§ **Problem**
For each line in the data below that holds "khuất", return a copy.

(Collection entries)
--- Start ---

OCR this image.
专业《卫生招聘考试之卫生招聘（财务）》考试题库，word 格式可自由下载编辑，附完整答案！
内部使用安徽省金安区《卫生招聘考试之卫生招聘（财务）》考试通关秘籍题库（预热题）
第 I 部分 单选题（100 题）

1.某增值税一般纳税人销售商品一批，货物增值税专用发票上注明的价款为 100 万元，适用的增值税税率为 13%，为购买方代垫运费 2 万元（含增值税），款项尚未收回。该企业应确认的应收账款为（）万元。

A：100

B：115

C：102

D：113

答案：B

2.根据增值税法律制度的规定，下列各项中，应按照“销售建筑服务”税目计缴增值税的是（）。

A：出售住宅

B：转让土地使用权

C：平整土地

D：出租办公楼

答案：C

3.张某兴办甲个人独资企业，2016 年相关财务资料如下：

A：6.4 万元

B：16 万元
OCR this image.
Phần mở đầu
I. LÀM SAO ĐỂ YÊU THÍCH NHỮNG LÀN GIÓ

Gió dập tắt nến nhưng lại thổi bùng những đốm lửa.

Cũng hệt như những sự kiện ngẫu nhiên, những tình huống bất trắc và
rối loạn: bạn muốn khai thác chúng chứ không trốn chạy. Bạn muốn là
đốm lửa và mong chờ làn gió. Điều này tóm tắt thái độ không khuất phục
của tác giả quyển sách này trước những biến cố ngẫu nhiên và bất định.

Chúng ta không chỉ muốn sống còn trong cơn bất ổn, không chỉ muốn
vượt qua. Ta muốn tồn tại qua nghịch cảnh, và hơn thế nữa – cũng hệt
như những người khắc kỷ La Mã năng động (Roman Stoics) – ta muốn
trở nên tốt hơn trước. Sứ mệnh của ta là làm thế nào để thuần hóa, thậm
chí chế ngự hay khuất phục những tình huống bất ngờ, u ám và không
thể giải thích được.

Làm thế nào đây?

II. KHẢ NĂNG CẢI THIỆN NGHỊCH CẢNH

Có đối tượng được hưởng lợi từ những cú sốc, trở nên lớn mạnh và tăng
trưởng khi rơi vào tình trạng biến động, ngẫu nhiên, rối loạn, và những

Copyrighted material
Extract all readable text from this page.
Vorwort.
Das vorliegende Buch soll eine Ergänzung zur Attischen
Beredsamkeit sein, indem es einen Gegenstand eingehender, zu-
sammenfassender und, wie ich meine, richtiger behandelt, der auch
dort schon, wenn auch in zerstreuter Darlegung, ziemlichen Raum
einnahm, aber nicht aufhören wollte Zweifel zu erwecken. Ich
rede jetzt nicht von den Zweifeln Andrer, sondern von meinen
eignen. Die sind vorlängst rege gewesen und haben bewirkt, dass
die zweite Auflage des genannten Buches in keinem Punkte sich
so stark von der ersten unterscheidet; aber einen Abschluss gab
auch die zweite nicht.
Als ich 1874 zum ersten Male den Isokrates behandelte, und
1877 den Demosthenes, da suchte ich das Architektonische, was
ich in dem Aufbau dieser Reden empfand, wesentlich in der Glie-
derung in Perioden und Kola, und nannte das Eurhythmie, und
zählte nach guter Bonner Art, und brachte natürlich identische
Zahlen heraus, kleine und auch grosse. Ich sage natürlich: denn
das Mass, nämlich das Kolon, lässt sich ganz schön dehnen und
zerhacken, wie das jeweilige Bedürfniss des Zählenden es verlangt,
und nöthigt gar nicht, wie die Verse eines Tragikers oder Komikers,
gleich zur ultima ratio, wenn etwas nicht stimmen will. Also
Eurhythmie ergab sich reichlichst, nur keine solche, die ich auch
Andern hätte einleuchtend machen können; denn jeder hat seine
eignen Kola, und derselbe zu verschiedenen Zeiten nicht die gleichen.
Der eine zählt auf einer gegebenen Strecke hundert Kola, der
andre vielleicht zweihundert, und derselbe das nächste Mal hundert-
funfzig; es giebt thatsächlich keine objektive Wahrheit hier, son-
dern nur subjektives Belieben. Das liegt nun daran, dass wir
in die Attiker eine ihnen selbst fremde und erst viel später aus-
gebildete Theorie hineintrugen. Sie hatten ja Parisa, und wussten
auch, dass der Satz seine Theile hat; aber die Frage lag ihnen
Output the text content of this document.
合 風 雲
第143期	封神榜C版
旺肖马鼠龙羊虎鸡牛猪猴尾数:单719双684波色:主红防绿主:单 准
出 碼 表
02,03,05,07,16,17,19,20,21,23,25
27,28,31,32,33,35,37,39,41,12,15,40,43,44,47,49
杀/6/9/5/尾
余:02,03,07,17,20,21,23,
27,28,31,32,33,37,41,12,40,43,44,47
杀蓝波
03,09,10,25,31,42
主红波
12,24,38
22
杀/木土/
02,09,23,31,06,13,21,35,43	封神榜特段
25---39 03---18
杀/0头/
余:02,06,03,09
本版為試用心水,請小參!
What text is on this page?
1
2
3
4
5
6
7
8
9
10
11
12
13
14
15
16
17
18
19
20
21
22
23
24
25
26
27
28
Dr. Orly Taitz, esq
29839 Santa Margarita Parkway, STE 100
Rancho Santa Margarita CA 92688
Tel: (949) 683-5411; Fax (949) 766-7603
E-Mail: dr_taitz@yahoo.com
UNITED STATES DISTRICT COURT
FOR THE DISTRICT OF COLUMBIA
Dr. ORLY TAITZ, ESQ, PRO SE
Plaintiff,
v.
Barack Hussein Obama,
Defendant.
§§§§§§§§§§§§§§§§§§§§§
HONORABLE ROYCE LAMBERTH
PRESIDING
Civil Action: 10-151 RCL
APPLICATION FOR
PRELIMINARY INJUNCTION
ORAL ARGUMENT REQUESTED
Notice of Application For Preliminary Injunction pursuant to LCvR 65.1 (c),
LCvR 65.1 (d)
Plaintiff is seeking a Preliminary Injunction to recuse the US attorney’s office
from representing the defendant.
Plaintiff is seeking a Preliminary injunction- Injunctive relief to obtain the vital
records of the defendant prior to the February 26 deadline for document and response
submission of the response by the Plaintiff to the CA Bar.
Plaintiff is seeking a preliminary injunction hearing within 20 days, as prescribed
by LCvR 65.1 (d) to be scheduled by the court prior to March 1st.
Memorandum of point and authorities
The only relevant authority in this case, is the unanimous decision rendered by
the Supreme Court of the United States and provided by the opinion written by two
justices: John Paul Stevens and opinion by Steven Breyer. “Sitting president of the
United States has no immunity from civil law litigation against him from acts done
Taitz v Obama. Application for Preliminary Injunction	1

--- End ---

§ **Solution to this problem**
đốm lửa và mong chờ làn gió. Điều này tóm tắt thái độ không khuất phục
chí chế ngự hay khuất phục những tình huống bất ngờ, u ám và không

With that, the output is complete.